** BEGIN Data supplied **

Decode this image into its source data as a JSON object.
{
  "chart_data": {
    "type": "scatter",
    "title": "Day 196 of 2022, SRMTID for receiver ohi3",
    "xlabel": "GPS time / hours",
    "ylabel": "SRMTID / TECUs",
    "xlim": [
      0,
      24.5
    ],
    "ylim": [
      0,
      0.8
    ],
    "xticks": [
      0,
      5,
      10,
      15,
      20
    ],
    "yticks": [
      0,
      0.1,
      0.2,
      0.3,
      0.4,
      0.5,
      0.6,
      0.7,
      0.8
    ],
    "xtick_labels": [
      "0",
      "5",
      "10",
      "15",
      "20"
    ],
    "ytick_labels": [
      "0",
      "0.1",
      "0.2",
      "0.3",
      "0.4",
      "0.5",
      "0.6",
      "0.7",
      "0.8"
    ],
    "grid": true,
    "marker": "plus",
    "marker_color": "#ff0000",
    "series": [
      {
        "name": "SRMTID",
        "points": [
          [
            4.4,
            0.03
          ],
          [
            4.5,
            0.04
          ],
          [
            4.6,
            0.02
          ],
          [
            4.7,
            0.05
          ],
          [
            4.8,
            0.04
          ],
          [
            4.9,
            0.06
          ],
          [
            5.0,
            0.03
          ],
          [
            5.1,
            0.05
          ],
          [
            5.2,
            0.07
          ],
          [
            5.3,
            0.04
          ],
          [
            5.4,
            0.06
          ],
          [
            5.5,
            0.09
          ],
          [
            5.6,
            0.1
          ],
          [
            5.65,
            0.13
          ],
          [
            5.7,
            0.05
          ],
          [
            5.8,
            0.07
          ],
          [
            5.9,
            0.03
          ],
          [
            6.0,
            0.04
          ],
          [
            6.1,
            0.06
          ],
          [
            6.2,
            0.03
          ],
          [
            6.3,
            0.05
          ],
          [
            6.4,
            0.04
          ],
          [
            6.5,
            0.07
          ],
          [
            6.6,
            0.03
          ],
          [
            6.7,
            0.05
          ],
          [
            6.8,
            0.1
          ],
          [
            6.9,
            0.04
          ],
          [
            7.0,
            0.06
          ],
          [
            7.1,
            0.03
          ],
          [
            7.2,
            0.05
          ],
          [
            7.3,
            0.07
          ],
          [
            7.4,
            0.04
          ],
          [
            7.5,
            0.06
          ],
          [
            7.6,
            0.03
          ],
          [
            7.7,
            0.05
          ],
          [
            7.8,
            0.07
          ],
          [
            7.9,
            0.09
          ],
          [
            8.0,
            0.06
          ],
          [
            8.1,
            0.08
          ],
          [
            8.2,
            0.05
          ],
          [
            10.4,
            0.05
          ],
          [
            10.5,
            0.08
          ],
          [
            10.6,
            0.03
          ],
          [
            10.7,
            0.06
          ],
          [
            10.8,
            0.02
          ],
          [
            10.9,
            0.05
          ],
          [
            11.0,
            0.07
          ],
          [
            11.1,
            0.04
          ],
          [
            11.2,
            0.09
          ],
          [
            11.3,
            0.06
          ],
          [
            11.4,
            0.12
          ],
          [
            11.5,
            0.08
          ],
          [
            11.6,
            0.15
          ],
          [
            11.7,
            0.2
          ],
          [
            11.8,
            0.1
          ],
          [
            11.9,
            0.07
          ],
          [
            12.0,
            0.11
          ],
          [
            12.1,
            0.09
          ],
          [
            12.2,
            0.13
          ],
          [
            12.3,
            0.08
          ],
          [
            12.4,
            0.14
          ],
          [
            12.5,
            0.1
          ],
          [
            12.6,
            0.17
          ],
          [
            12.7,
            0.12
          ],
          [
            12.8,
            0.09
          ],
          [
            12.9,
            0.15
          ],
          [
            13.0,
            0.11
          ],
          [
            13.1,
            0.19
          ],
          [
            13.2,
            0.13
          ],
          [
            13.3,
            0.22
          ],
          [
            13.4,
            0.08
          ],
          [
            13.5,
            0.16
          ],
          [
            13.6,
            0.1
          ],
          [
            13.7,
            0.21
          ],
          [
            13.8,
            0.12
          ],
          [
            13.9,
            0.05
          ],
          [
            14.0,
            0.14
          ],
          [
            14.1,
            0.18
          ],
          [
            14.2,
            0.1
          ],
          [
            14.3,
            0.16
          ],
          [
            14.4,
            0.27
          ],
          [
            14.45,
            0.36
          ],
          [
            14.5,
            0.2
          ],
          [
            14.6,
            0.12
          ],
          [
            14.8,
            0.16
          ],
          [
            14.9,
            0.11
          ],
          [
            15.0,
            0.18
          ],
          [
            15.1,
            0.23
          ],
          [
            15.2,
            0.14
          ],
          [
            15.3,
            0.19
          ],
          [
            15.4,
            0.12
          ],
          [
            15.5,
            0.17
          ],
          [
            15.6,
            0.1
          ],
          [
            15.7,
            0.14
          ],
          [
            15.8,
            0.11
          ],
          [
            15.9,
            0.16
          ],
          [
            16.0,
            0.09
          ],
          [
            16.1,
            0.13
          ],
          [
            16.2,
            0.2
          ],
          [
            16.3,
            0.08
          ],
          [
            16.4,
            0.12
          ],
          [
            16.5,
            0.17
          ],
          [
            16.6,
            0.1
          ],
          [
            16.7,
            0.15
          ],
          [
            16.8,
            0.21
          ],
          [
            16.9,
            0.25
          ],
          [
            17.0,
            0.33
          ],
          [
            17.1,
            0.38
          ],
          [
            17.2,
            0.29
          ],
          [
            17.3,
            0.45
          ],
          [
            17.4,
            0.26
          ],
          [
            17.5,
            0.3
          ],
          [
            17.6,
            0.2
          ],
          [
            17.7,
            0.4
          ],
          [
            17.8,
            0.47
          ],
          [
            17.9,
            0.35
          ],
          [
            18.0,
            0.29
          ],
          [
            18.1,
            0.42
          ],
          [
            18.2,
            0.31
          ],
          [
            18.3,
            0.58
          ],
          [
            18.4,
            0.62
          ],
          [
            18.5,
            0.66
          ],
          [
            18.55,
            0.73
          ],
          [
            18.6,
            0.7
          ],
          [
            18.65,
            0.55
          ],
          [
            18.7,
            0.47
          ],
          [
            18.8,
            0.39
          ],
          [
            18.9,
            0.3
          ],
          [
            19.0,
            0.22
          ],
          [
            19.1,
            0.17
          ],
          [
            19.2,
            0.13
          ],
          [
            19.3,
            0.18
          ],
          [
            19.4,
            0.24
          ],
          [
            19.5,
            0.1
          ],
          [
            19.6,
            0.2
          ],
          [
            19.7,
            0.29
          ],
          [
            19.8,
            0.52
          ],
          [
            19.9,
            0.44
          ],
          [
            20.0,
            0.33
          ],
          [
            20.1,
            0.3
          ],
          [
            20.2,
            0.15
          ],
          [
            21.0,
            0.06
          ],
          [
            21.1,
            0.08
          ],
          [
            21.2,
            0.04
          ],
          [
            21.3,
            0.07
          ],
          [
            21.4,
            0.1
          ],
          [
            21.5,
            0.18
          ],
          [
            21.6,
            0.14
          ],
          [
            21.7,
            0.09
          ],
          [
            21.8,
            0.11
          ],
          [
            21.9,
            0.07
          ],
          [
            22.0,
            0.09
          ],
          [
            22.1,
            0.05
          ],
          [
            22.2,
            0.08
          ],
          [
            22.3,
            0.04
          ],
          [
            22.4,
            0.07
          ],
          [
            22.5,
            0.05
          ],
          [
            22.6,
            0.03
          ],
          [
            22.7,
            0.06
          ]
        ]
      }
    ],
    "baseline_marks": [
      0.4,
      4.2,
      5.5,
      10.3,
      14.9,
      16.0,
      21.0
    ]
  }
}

** END Data supplied **

Short exercise: The whole listing above needs to be written out again exactly.

Response:
Decode this image into its source data as a JSON object.
{
  "chart_data": {
    "type": "scatter",
    "title": "Day 196 of 2022, SRMTID for receiver ohi3",
    "xlabel": "GPS time / hours",
    "ylabel": "SRMTID / TECUs",
    "xlim": [
      0,
      24.5
    ],
    "ylim": [
      0,
      0.8
    ],
    "xticks": [
      0,
      5,
      10,
      15,
      20
    ],
    "yticks": [
      0,
      0.1,
      0.2,
      0.3,
      0.4,
      0.5,
      0.6,
      0.7,
      0.8
    ],
    "xtick_labels": [
      "0",
      "5",
      "10",
      "15",
      "20"
    ],
    "ytick_labels": [
      "0",
      "0.1",
      "0.2",
      "0.3",
      "0.4",
      "0.5",
      "0.6",
      "0.7",
      "0.8"
    ],
    "grid": true,
    "marker": "plus",
    "marker_color": "#ff0000",
    "series": [
      {
        "name": "SRMTID",
        "points": [
          [
            4.4,
            0.03
          ],
          [
            4.5,
            0.04
          ],
          [
            4.6,
            0.02
          ],
          [
            4.7,
            0.05
          ],
          [
            4.8,
            0.04
          ],
          [
            4.9,
            0.06
          ],
          [
            5.0,
            0.03
          ],
          [
            5.1,
            0.05
          ],
          [
            5.2,
            0.07
          ],
          [
            5.3,
            0.04
          ],
          [
            5.4,
            0.06
          ],
          [
            5.5,
            0.09
          ],
          [
            5.6,
            0.1
          ],
          [
            5.65,
            0.13
          ],
          [
            5.7,
            0.05
          ],
          [
            5.8,
            0.07
          ],
          [
            5.9,
            0.03
          ],
          [
            6.0,
            0.04
          ],
          [
            6.1,
            0.06
          ],
          [
            6.2,
            0.03
          ],
          [
            6.3,
            0.05
          ],
          [
            6.4,
            0.04
          ],
          [
            6.5,
            0.07
          ],
          [
            6.6,
            0.03
          ],
          [
            6.7,
            0.05
          ],
          [
            6.8,
            0.1
          ],
          [
            6.9,
            0.04
          ],
          [
            7.0,
            0.06
          ],
          [
            7.1,
            0.03
          ],
          [
            7.2,
            0.05
          ],
          [
            7.3,
            0.07
          ],
          [
            7.4,
            0.04
          ],
          [
            7.5,
            0.06
          ],
          [
            7.6,
            0.03
          ],
          [
            7.7,
            0.05
          ],
          [
            7.8,
            0.07
          ],
          [
            7.9,
            0.09
          ],
          [
            8.0,
            0.06
          ],
          [
            8.1,
            0.08
          ],
          [
            8.2,
            0.05
          ],
          [
            10.4,
            0.05
          ],
          [
            10.5,
            0.08
          ],
          [
            10.6,
            0.03
          ],
          [
            10.7,
            0.06
          ],
          [
            10.8,
            0.02
          ],
          [
            10.9,
            0.05
          ],
          [
            11.0,
            0.07
          ],
          [
            11.1,
            0.04
          ],
          [
            11.2,
            0.09
          ],
          [
            11.3,
            0.06
          ],
          [
            11.4,
            0.12
          ],
          [
            11.5,
            0.08
          ],
          [
            11.6,
            0.15
          ],
          [
            11.7,
            0.2
          ],
          [
            11.8,
            0.1
          ],
          [
            11.9,
            0.07
          ],
          [
            12.0,
            0.11
          ],
          [
            12.1,
            0.09
          ],
          [
            12.2,
            0.13
          ],
          [
            12.3,
            0.08
          ],
          [
            12.4,
            0.14
          ],
          [
            12.5,
            0.1
          ],
          [
            12.6,
            0.17
          ],
          [
            12.7,
            0.12
          ],
          [
            12.8,
            0.09
          ],
          [
            12.9,
            0.15
          ],
          [
            13.0,
            0.11
          ],
          [
            13.1,
            0.19
          ],
          [
            13.2,
            0.13
          ],
          [
            13.3,
            0.22
          ],
          [
            13.4,
            0.08
          ],
          [
            13.5,
            0.16
          ],
          [
            13.6,
            0.1
          ],
          [
            13.7,
            0.21
          ],
          [
            13.8,
            0.12
          ],
          [
            13.9,
            0.05
          ],
          [
            14.0,
            0.14
          ],
          [
            14.1,
            0.18
          ],
          [
            14.2,
            0.1
          ],
          [
            14.3,
            0.16
          ],
          [
            14.4,
            0.27
          ],
          [
            14.45,
            0.36
          ],
          [
            14.5,
            0.2
          ],
          [
            14.6,
            0.12
          ],
          [
            14.8,
            0.16
          ],
          [
            14.9,
            0.11
          ],
          [
            15.0,
            0.18
          ],
          [
            15.1,
            0.23
          ],
          [
            15.2,
            0.14
          ],
          [
            15.3,
            0.19
          ],
          [
            15.4,
            0.12
          ],
          [
            15.5,
            0.17
          ],
          [
            15.6,
            0.1
          ],
          [
            15.7,
            0.14
          ],
          [
            15.8,
            0.11
          ],
          [
            15.9,
            0.16
          ],
          [
            16.0,
            0.09
          ],
          [
            16.1,
            0.13
          ],
          [
            16.2,
            0.2
          ],
          [
            16.3,
            0.08
          ],
          [
            16.4,
            0.12
          ],
          [
            16.5,
            0.17
          ],
          [
            16.6,
            0.1
          ],
          [
            16.7,
            0.15
          ],
          [
            16.8,
            0.21
          ],
          [
            16.9,
            0.25
          ],
          [
            17.0,
            0.33
          ],
          [
            17.1,
            0.38
          ],
          [
            17.2,
            0.29
          ],
          [
            17.3,
            0.45
          ],
          [
            17.4,
            0.26
          ],
          [
            17.5,
            0.3
          ],
          [
            17.6,
            0.2
          ],
          [
            17.7,
            0.4
          ],
          [
            17.8,
            0.47
          ],
          [
            17.9,
            0.35
          ],
          [
            18.0,
            0.29
          ],
          [
            18.1,
            0.42
          ],
          [
            18.2,
            0.31
          ],
          [
            18.3,
            0.58
          ],
          [
            18.4,
            0.62
          ],
          [
            18.5,
            0.66
          ],
          [
            18.55,
            0.73
          ],
          [
            18.6,
            0.7
          ],
          [
            18.65,
            0.55
          ],
          [
            18.7,
            0.47
          ],
          [
            18.8,
            0.39
          ],
          [
            18.9,
            0.3
          ],
          [
            19.0,
            0.22
          ],
          [
            19.1,
            0.17
          ],
          [
            19.2,
            0.13
          ],
          [
            19.3,
            0.18
          ],
          [
            19.4,
            0.24
          ],
          [
            19.5,
            0.1
          ],
          [
            19.6,
            0.2
          ],
          [
            19.7,
            0.29
          ],
          [
            19.8,
            0.52
          ],
          [
            19.9,
            0.44
          ],
          [
            20.0,
            0.33
          ],
          [
            20.1,
            0.3
          ],
          [
            20.2,
            0.15
          ],
          [
            21.0,
            0.06
          ],
          [
            21.1,
            0.08
          ],
          [
            21.2,
            0.04
          ],
          [
            21.3,
            0.07
          ],
          [
            21.4,
            0.1
          ],
          [
            21.5,
            0.18
          ],
          [
            21.6,
            0.14
          ],
          [
            21.7,
            0.09
          ],
          [
            21.8,
            0.11
          ],
          [
            21.9,
            0.07
          ],
          [
            22.0,
            0.09
          ],
          [
            22.1,
            0.05
          ],
          [
            22.2,
            0.08
          ],
          [
            22.3,
            0.04
          ],
          [
            22.4,
            0.07
          ],
          [
            22.5,
            0.05
          ],
          [
            22.6,
            0.03
          ],
          [
            22.7,
            0.06
          ]
        ]
      }
    ],
    "baseline_marks": [
      0.4,
      4.2,
      5.5,
      10.3,
      14.9,
      16.0,
      21.0
    ]
  }
}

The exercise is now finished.